What to do = Starting from the first line of the records and continuing through the line containing "x-tick-label: 0 — [84, 376, 99, 404]", render each line as a row of a Markdown table with the columns Index and Entry, skipping any blank lines.

Information shown =
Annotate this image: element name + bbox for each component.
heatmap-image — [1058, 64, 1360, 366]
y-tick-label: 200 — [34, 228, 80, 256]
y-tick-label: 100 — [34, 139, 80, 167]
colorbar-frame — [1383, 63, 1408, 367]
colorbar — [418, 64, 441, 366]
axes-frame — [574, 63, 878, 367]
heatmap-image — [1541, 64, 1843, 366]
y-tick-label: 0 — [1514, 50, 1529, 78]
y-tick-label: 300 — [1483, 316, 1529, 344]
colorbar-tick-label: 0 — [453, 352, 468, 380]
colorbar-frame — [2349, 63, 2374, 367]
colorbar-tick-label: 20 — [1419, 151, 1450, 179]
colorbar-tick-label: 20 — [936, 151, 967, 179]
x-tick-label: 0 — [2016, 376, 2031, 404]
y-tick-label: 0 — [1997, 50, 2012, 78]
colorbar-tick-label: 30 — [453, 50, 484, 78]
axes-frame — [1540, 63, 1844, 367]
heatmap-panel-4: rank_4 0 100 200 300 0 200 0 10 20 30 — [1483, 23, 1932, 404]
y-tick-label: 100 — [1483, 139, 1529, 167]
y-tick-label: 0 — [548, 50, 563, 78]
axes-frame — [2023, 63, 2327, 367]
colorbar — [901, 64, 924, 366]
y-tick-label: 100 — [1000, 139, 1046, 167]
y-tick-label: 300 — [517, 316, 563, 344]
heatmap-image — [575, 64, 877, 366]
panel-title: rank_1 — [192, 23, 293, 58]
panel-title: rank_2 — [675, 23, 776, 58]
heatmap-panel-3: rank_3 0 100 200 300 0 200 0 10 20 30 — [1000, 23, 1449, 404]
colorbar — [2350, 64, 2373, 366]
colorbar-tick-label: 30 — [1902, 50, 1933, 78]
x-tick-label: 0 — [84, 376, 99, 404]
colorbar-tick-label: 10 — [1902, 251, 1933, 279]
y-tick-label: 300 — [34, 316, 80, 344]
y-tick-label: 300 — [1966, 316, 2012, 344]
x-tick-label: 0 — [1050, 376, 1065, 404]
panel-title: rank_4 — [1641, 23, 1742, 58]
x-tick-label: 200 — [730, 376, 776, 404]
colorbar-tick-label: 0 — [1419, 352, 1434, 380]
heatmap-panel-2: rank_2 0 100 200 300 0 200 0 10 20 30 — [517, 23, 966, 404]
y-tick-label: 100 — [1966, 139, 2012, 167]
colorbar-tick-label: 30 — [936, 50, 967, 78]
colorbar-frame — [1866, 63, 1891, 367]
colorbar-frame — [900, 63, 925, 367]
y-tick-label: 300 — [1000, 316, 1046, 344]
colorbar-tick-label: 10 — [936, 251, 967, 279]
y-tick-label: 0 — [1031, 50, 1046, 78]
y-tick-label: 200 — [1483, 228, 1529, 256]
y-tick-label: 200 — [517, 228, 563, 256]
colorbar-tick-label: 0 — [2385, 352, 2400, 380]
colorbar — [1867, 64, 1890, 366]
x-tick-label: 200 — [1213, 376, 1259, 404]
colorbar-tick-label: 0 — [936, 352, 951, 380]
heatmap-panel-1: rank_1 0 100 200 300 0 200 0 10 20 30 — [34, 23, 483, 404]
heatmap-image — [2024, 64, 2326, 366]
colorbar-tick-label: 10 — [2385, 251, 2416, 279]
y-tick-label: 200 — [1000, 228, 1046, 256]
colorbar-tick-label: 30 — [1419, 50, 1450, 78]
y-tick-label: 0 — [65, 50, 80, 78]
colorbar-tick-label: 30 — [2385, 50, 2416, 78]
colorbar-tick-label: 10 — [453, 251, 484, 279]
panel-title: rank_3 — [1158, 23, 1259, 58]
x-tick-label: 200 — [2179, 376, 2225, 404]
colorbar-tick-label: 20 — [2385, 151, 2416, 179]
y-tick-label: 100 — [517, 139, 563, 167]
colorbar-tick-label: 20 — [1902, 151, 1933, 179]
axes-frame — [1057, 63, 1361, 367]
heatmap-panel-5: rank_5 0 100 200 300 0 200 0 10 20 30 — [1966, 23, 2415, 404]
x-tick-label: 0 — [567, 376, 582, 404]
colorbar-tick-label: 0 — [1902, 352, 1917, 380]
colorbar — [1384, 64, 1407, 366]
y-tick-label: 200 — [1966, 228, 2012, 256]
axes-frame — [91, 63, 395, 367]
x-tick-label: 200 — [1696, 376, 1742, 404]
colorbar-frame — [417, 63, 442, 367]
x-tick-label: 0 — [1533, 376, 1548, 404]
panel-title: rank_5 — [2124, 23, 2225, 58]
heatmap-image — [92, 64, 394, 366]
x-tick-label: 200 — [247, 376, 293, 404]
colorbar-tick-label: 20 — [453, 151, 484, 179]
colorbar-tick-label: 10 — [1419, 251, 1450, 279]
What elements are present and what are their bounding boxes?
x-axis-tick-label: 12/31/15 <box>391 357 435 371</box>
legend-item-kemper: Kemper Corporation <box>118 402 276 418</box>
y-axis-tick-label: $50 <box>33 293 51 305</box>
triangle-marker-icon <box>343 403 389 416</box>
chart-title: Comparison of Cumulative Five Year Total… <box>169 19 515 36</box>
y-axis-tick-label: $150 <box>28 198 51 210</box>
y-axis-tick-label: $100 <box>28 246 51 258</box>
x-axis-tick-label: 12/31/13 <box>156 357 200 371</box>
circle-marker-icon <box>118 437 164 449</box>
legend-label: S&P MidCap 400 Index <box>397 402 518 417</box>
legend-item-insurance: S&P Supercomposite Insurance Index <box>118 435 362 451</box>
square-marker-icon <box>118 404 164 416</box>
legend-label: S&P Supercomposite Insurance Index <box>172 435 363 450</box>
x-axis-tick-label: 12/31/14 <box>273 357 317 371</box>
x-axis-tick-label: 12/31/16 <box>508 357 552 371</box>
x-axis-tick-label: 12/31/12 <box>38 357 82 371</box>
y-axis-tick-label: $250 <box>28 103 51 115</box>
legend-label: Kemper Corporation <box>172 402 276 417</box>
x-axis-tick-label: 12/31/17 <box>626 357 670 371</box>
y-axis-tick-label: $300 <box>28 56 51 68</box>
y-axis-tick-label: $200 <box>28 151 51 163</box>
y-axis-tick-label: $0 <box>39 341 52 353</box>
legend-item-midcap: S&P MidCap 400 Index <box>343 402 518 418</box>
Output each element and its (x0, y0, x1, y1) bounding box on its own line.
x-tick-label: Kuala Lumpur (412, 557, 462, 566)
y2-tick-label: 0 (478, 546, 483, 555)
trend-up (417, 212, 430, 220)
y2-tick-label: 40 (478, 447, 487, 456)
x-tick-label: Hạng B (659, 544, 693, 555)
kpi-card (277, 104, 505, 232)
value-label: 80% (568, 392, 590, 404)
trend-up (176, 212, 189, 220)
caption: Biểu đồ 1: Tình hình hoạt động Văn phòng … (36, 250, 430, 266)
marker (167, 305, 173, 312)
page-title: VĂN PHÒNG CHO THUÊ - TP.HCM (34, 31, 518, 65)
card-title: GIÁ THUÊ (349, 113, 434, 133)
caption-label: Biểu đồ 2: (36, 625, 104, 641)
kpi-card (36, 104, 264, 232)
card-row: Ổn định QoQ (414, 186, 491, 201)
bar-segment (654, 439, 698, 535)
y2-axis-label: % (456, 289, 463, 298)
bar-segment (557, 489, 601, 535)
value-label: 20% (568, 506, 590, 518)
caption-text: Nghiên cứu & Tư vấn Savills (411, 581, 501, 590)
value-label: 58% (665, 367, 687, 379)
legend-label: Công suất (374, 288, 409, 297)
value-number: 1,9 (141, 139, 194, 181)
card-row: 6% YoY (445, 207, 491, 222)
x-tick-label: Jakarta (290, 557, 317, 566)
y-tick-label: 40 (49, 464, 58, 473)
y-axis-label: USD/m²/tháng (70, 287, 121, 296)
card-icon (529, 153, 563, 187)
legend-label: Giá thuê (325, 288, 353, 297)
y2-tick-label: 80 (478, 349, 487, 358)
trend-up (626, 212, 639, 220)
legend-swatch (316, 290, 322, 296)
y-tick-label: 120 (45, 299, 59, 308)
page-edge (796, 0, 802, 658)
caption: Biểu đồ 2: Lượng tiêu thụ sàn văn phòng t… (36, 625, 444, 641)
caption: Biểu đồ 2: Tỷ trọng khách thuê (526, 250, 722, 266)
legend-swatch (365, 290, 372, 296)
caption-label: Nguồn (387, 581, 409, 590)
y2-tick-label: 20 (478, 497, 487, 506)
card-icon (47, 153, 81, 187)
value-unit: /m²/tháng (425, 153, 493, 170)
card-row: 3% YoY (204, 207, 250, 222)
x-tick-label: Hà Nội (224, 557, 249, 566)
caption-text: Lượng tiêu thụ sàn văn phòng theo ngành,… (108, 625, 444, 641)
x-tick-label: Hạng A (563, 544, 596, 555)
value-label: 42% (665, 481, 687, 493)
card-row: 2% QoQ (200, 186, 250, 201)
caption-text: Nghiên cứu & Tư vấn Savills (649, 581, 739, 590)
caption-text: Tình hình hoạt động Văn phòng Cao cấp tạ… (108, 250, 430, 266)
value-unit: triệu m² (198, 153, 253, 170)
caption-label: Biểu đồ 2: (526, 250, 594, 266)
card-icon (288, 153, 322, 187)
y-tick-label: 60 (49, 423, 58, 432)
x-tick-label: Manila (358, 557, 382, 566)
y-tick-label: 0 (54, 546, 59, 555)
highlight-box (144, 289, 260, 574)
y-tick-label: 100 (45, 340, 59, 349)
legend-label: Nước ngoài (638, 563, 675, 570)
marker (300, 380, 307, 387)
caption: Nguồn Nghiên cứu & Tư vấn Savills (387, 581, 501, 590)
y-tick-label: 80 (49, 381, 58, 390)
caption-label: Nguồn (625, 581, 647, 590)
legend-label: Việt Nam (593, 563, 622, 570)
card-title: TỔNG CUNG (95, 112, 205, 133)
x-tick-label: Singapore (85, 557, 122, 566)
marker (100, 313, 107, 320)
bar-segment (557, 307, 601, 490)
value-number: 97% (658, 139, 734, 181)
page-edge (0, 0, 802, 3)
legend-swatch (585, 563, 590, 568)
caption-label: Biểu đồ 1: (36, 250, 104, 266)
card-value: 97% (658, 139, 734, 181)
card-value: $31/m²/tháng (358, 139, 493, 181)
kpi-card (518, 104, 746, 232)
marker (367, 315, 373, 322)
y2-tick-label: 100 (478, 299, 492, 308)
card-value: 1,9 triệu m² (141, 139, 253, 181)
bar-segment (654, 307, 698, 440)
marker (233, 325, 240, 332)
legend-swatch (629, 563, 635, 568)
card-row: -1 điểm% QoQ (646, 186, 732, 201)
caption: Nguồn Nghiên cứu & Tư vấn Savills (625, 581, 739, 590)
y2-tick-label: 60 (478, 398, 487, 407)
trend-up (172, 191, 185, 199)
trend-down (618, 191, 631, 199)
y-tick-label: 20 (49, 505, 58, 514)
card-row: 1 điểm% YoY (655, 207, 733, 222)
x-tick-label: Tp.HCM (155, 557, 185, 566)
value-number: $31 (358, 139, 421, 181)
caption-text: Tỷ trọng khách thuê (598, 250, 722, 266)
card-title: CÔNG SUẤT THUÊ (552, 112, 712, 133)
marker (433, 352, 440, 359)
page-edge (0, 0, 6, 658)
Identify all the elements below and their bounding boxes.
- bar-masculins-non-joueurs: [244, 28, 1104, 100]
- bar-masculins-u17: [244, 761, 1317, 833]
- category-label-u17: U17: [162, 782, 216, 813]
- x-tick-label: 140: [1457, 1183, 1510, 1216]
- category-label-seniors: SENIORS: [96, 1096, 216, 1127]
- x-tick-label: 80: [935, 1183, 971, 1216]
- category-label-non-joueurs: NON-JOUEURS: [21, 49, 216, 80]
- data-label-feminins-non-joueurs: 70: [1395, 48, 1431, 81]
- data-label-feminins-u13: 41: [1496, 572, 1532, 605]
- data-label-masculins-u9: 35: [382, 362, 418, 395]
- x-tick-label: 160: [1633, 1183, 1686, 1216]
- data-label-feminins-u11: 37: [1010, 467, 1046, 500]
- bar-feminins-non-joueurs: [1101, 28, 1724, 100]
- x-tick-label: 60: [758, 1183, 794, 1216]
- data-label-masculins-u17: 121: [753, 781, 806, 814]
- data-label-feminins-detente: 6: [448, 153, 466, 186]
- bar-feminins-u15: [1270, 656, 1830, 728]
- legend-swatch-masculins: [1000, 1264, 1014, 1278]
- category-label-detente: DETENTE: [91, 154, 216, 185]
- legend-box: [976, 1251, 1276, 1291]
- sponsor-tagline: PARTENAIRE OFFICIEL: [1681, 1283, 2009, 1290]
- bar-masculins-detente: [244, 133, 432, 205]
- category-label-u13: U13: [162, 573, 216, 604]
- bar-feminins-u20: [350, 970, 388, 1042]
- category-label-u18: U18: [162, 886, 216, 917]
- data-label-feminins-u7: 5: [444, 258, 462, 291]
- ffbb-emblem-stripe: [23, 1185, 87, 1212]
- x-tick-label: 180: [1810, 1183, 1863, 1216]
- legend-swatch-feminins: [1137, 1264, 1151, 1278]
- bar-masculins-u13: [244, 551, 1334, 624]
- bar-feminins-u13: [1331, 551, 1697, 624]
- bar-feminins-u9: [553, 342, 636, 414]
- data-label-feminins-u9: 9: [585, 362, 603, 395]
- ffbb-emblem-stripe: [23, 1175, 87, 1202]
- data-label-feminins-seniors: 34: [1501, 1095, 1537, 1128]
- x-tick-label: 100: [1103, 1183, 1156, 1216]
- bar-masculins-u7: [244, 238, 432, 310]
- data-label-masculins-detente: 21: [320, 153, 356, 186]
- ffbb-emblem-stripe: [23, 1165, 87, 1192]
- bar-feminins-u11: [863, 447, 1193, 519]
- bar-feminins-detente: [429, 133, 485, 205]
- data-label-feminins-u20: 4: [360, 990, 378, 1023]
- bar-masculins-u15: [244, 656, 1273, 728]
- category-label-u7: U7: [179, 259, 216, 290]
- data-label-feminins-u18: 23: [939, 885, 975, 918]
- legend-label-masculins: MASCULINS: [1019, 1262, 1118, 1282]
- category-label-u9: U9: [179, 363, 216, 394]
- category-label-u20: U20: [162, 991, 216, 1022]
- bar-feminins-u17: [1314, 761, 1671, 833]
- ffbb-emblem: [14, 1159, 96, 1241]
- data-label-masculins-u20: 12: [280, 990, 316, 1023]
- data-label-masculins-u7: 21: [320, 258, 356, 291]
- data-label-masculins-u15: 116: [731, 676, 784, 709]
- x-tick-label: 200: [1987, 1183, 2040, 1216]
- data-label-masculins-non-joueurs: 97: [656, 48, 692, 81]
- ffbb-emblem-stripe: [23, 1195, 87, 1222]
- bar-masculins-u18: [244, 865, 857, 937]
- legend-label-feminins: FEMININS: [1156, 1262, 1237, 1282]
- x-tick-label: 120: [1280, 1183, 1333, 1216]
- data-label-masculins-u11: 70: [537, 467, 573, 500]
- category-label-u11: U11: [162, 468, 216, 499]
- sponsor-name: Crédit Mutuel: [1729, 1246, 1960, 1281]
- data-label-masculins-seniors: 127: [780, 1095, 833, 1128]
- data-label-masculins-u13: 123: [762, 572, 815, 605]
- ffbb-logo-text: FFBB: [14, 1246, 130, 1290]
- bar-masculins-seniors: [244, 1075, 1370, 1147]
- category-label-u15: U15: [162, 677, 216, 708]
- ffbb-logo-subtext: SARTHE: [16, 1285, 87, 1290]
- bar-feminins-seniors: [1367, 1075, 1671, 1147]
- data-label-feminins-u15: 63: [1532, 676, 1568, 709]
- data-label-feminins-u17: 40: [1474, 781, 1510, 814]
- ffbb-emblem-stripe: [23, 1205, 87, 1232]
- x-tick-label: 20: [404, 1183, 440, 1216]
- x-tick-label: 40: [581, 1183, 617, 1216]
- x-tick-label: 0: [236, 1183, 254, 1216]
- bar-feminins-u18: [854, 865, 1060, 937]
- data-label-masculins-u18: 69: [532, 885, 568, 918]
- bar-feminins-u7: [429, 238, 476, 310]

Finished task =
| Index | Entry |
|---|---|
| 1 | Annotate this image: element name + bbox for each component. |
| 2 | heatmap-image — [1058, 64, 1360, 366] |
| 3 | y-tick-label: 200 — [34, 228, 80, 256] |
| 4 | y-tick-label: 100 — [34, 139, 80, 167] |
| 5 | colorbar-frame — [1383, 63, 1408, 367] |
| 6 | colorbar — [418, 64, 441, 366] |
| 7 | axes-frame — [574, 63, 878, 367] |
| 8 | heatmap-image — [1541, 64, 1843, 366] |
| 9 | y-tick-label: 0 — [1514, 50, 1529, 78] |
| 10 | y-tick-label: 300 — [1483, 316, 1529, 344] |
| 11 | colorbar-tick-label: 0 — [453, 352, 468, 380] |
| 12 | colorbar-frame — [2349, 63, 2374, 367] |
| 13 | colorbar-tick-label: 20 — [1419, 151, 1450, 179] |
| 14 | colorbar-tick-label: 20 — [936, 151, 967, 179] |
| 15 | x-tick-label: 0 — [2016, 376, 2031, 404] |
| 16 | y-tick-label: 0 — [1997, 50, 2012, 78] |
| 17 | colorbar-tick-label: 30 — [453, 50, 484, 78] |
| 18 | axes-frame — [1540, 63, 1844, 367] |
| 19 | heatmap-panel-4: rank_4 0 100 200 300 0 200 0 10 20 30 — [1483, 23, 1932, 404] |
| 20 | y-tick-label: 100 — [1483, 139, 1529, 167] |
| 21 | y-tick-label: 0 — [548, 50, 563, 78] |
| 22 | axes-frame — [2023, 63, 2327, 367] |
| 23 | colorbar — [901, 64, 924, 366] |
| 24 | y-tick-label: 100 — [1000, 139, 1046, 167] |
| 25 | y-tick-label: 300 — [517, 316, 563, 344] |
| 26 | heatmap-image — [575, 64, 877, 366] |
| 27 | panel-title: rank_1 — [192, 23, 293, 58] |
| 28 | panel-title: rank_2 — [675, 23, 776, 58] |
| 29 | heatmap-panel-3: rank_3 0 100 200 300 0 200 0 10 20 30 — [1000, 23, 1449, 404] |
| 30 | colorbar — [2350, 64, 2373, 366] |
| 31 | colorbar-tick-label: 30 — [1902, 50, 1933, 78] |
| 32 | x-tick-label: 0 — [84, 376, 99, 404] |